■ **TO BE DONE**
Scan the following material for the string "Involucrados" and copy each line in which it appears.

■ **DATA SHOWN**
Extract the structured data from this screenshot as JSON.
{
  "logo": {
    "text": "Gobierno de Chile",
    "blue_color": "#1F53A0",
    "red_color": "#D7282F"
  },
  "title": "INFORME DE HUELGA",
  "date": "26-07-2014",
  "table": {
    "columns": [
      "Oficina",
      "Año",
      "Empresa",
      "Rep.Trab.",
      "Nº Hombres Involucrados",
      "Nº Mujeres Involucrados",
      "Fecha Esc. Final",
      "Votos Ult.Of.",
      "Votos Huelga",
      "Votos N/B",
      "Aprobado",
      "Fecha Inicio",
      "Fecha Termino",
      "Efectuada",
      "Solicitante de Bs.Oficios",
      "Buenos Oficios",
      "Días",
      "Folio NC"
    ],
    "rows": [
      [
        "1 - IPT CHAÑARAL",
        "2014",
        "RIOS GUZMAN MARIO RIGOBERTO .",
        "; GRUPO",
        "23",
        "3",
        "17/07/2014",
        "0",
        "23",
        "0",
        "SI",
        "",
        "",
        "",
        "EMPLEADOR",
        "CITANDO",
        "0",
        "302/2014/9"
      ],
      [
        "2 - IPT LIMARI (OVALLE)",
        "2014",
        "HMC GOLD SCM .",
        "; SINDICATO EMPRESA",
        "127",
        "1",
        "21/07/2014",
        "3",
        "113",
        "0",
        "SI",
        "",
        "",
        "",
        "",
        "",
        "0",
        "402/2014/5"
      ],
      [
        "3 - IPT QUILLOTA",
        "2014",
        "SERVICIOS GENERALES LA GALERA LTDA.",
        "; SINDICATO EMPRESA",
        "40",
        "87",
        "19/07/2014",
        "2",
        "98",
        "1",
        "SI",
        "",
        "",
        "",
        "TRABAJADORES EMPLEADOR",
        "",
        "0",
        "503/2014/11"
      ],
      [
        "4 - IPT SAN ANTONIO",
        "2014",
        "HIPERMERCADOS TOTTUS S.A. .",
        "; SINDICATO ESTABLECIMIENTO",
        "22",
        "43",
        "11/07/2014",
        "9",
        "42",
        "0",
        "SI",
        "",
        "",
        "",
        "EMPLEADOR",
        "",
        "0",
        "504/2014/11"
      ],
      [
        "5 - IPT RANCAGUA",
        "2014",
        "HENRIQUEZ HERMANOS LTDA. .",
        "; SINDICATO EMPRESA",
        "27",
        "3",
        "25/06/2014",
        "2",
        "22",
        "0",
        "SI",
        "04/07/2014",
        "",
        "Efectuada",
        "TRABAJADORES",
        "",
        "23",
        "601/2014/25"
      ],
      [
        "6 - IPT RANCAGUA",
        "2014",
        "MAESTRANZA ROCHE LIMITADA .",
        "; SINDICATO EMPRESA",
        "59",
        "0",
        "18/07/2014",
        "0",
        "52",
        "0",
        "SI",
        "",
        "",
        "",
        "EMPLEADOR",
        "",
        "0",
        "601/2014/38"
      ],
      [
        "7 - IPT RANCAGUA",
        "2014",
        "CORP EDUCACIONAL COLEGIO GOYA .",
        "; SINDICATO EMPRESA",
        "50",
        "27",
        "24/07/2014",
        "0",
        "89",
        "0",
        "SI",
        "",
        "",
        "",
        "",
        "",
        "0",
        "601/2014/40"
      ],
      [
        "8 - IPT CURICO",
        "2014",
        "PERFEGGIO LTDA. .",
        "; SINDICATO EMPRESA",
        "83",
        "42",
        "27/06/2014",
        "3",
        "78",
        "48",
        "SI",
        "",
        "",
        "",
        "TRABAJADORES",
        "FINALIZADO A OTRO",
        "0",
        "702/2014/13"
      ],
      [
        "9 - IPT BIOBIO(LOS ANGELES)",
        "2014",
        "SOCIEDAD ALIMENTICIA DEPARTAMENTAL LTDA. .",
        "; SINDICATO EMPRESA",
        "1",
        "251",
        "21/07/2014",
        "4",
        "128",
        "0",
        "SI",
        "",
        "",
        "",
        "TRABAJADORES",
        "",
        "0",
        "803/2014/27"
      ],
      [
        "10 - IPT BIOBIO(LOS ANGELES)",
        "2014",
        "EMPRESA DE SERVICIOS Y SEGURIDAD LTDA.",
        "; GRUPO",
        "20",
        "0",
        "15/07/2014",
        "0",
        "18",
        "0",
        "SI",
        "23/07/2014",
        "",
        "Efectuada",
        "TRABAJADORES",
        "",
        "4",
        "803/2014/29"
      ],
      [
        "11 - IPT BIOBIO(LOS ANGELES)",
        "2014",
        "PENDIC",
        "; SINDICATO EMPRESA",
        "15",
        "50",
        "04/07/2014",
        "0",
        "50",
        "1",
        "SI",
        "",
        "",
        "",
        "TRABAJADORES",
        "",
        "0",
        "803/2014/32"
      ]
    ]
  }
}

■ **REPLY TO THE EXERCISE**
      "Nº Hombres Involucrados",
      "Nº Mujeres Involucrados",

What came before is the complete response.